**What you need to do:**
What is needed is an exact copy of all the data.

Records from a data source:
___

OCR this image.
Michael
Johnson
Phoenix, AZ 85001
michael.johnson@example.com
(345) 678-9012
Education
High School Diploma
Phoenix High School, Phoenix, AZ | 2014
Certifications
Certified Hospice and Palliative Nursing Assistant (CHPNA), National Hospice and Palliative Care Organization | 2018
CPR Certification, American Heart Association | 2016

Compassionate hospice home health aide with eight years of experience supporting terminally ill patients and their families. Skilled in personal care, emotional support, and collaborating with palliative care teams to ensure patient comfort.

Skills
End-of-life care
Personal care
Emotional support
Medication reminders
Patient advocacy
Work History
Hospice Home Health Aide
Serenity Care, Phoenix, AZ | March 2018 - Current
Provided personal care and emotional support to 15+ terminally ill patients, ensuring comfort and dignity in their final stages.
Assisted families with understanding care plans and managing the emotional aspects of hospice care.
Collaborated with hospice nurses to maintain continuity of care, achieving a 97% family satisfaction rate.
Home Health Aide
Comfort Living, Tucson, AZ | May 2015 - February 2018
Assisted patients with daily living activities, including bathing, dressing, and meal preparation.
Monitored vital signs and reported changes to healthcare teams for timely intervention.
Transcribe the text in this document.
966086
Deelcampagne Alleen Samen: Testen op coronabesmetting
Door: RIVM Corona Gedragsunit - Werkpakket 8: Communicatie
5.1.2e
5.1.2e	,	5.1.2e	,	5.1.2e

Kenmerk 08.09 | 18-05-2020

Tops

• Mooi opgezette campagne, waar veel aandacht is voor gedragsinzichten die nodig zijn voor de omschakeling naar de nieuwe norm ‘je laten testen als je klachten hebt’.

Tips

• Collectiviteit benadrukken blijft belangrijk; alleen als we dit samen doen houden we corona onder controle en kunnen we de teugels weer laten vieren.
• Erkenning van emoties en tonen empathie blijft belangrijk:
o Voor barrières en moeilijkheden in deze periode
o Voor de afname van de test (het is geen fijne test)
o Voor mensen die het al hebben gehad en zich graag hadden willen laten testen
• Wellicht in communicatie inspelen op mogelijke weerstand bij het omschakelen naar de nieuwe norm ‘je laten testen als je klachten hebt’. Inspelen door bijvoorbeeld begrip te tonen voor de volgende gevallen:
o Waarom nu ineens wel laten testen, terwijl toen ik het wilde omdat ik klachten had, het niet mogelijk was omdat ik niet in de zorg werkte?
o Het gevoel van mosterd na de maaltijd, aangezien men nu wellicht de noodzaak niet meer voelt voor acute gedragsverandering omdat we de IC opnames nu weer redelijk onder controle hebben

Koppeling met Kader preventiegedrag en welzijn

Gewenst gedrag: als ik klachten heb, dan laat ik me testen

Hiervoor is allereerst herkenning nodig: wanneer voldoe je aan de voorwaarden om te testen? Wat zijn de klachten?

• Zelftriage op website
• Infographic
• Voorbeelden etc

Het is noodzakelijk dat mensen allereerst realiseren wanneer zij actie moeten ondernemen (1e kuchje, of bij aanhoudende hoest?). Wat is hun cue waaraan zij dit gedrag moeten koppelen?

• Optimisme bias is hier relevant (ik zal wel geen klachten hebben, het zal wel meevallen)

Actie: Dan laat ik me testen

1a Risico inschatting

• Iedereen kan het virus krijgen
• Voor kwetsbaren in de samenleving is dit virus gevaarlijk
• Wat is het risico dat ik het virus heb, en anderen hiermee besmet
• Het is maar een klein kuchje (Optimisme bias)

___

**Response below:**
OCR this image.
Michael
Johnson
Phoenix, AZ 85001
michael.johnson@example.com
(345) 678-9012
Education
High School Diploma
Phoenix High School, Phoenix, AZ | 2014
Certifications
Certified Hospice and Palliative Nursing Assistant (CHPNA), National Hospice and Palliative Care Organization | 2018
CPR Certification, American Heart Association | 2016

Compassionate hospice home health aide with eight years of experience supporting terminally ill patients and their families. Skilled in personal care, emotional support, and collaborating with palliative care teams to ensure patient comfort.

Skills
End-of-life care
Personal care
Emotional support
Medication reminders
Patient advocacy
Work History
Hospice Home Health Aide
Serenity Care, Phoenix, AZ | March 2018 - Current
Provided personal care and emotional support to 15+ terminally ill patients, ensuring comfort and dignity in their final stages.
Assisted families with understanding care plans and managing the emotional aspects of hospice care.
Collaborated with hospice nurses to maintain continuity of care, achieving a 97% family satisfaction rate.
Home Health Aide
Comfort Living, Tucson, AZ | May 2015 - February 2018
Assisted patients with daily living activities, including bathing, dressing, and meal preparation.
Monitored vital signs and reported changes to healthcare teams for timely intervention.
Transcribe the text in this document.
966086
Deelcampagne Alleen Samen: Testen op coronabesmetting
Door: RIVM Corona Gedragsunit - Werkpakket 8: Communicatie
5.1.2e
5.1.2e	,	5.1.2e	,	5.1.2e

Kenmerk 08.09 | 18-05-2020

Tops

• Mooi opgezette campagne, waar veel aandacht is voor gedragsinzichten die nodig zijn voor de omschakeling naar de nieuwe norm ‘je laten testen als je klachten hebt’.

Tips

• Collectiviteit benadrukken blijft belangrijk; alleen als we dit samen doen houden we corona onder controle en kunnen we de teugels weer laten vieren.
• Erkenning van emoties en tonen empathie blijft belangrijk:
o Voor barrières en moeilijkheden in deze periode
o Voor de afname van de test (het is geen fijne test)
o Voor mensen die het al hebben gehad en zich graag hadden willen laten testen
• Wellicht in communicatie inspelen op mogelijke weerstand bij het omschakelen naar de nieuwe norm ‘je laten testen als je klachten hebt’. Inspelen door bijvoorbeeld begrip te tonen voor de volgende gevallen:
o Waarom nu ineens wel laten testen, terwijl toen ik het wilde omdat ik klachten had, het niet mogelijk was omdat ik niet in de zorg werkte?
o Het gevoel van mosterd na de maaltijd, aangezien men nu wellicht de noodzaak niet meer voelt voor acute gedragsverandering omdat we de IC opnames nu weer redelijk onder controle hebben

Koppeling met Kader preventiegedrag en welzijn

Gewenst gedrag: als ik klachten heb, dan laat ik me testen

Hiervoor is allereerst herkenning nodig: wanneer voldoe je aan de voorwaarden om te testen? Wat zijn de klachten?

• Zelftriage op website
• Infographic
• Voorbeelden etc

Het is noodzakelijk dat mensen allereerst realiseren wanneer zij actie moeten ondernemen (1e kuchje, of bij aanhoudende hoest?). Wat is hun cue waaraan zij dit gedrag moeten koppelen?

• Optimisme bias is hier relevant (ik zal wel geen klachten hebben, het zal wel meevallen)

Actie: Dan laat ik me testen

1a Risico inschatting

• Iedereen kan het virus krijgen
• Voor kwetsbaren in de samenleving is dit virus gevaarlijk
• Wat is het risico dat ik het virus heb, en anderen hiermee besmet
• Het is maar een klein kuchje (Optimisme bias)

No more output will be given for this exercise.